所给短文:

.....

拒绝他律,是因为具有作为自律者的自信;勇敢地打破普通的调和状态,是因为对于达到超越它的、更新更完全的调和与平衡抱有自信。醉倒在美妇人的身旁却什么事也没有的阮籍,是在保持和夸示作为自律者的健康。这是新伦理的创造。
而当听说一个从未见面的少女死去时,如果只是暗暗叹息自己心中暗藏的美好形象的灭亡,那还勉强说得过去。至于满不在乎地前去吊问,就成了失去平衡的行为,堕落到令人讨厌的地步了。这也违背了前面所说的新伦理的创造。
《世说新语》的本文不取后一种故事而取前一种,显然是很有见识的。


伪善时代坚守至诚
为什么阮籍要采取这样的生活态度呢?通常的看法,那是因为他所生存的时代是一个充满伪善和欺诈的肮脏时代,他的生活态度是对这个时代的抗议。事实确实如此。
阮籍出生在公元210年,也就是大汉帝国最后一个皇帝——献帝的建安十五年。四百年的时间里,汉王朝用中央集权的方式秩序井然地统治着中国的全土。——在当时的意识中,这已经包括了具有文化的人类所居住的全部领域。而现在这个大汉帝国的崩溃已经成为不可避免的事实。
从阮籍出生前的二三十年开始,由于中央朝廷的衰弱和与此成反比例的地方豪族的抬头,帝国的崩溃已经处于孕育的过程中。大规模的黄巾农民造反的出现,更推进了崩溃进程。造反虽然被各地豪族组织的武装镇压下去,但掌握着武力的豪族之间,又接连不断地相互争战,终于使汉帝国崩溃。
具有四百年历史的大汉帝国的崩溃,和罗马帝国的崩溃一样,在当时的意识中,支撑着帝国存在的种种秩序的崩溃,就是世界的崩溃。这样纷争持续了近二十年以后,到阮籍出生之际,就形成了天下三分的形势。北方是曹操曹丕父子的魏,东南是孙权的吴,西南是刘备的蜀。关于这一段历史,《三国志演义》作了浅近的叙述。

.....

列表条目:
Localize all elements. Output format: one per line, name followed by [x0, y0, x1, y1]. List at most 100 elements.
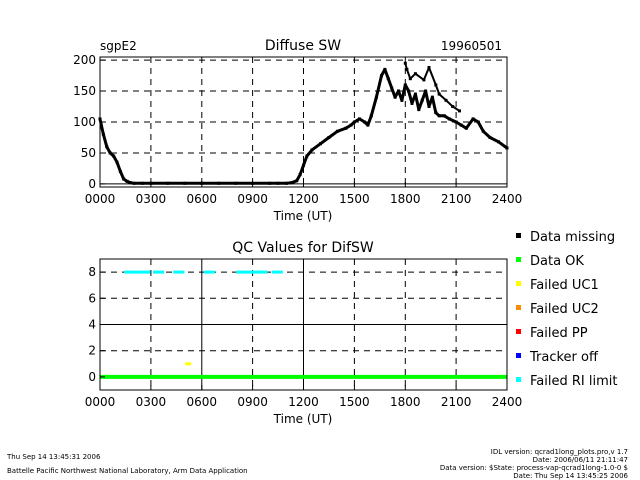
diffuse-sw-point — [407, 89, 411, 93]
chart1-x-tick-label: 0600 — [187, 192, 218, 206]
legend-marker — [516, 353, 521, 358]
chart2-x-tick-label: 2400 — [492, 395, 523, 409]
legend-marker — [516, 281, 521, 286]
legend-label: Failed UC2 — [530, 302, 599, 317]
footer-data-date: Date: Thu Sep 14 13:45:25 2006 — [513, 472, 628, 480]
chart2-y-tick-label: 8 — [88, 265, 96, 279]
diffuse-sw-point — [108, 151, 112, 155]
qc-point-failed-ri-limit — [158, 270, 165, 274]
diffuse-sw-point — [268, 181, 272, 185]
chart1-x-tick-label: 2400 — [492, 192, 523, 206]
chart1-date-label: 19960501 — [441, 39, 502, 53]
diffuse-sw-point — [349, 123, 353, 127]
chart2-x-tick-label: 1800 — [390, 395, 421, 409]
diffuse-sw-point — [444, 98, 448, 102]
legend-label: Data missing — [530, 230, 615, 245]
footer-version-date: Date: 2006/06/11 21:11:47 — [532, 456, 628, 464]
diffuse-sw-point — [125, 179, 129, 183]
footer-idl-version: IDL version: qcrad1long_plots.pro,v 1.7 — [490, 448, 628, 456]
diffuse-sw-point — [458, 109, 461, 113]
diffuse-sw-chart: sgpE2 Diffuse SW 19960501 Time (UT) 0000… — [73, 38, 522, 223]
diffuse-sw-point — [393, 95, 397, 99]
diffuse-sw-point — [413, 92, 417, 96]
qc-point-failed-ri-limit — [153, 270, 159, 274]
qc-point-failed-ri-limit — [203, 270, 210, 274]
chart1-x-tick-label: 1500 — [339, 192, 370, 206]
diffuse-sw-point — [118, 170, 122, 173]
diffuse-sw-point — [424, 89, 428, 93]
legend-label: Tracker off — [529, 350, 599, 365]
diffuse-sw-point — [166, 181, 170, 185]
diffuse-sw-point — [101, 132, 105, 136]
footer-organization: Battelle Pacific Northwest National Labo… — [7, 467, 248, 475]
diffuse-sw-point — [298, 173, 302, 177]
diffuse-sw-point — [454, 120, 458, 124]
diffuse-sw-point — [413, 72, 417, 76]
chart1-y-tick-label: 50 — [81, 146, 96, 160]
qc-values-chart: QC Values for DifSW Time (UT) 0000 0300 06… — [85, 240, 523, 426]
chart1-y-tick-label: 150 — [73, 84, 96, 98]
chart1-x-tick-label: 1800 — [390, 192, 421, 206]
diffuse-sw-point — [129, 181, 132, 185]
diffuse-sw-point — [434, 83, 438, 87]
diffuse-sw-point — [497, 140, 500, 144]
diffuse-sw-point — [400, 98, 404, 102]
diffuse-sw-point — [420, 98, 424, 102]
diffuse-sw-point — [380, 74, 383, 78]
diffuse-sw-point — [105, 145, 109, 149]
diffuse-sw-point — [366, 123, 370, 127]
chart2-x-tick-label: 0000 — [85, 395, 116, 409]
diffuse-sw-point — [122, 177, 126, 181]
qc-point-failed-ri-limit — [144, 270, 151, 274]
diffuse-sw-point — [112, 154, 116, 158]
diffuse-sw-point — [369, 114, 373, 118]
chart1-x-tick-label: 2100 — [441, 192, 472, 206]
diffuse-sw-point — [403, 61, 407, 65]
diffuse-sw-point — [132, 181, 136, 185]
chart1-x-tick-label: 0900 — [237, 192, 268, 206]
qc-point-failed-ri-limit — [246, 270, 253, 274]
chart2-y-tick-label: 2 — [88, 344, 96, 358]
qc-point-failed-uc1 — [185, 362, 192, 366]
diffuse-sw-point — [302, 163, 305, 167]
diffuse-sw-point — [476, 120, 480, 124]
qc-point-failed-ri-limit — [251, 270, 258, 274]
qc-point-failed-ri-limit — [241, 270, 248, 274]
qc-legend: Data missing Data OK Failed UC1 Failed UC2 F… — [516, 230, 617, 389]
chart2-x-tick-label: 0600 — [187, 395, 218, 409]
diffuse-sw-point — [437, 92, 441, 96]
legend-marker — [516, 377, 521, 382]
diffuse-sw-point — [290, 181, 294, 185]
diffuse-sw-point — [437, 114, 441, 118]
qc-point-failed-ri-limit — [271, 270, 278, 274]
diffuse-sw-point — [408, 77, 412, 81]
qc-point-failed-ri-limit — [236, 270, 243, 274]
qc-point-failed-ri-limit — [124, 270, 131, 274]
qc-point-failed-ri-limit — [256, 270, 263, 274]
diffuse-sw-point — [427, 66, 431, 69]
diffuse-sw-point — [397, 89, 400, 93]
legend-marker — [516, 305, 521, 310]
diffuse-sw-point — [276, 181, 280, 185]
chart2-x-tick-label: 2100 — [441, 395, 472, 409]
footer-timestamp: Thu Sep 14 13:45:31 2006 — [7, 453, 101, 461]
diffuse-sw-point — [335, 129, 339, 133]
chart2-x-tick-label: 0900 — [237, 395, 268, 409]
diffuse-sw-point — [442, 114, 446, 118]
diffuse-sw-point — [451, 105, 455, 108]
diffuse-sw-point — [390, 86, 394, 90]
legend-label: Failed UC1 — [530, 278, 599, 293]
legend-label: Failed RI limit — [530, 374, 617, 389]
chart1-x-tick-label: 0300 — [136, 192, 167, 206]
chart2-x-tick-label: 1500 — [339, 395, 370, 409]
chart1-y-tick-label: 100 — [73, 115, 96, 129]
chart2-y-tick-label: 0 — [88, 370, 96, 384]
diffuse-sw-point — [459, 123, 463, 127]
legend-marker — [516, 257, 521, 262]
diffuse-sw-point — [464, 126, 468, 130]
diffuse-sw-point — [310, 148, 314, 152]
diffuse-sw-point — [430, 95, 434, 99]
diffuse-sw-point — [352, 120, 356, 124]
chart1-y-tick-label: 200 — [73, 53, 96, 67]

.....

任务说明: 根据所给短文,阮籍出生于公元哪一年? 完成练习无需参考列表。

练习答案: 公元210年。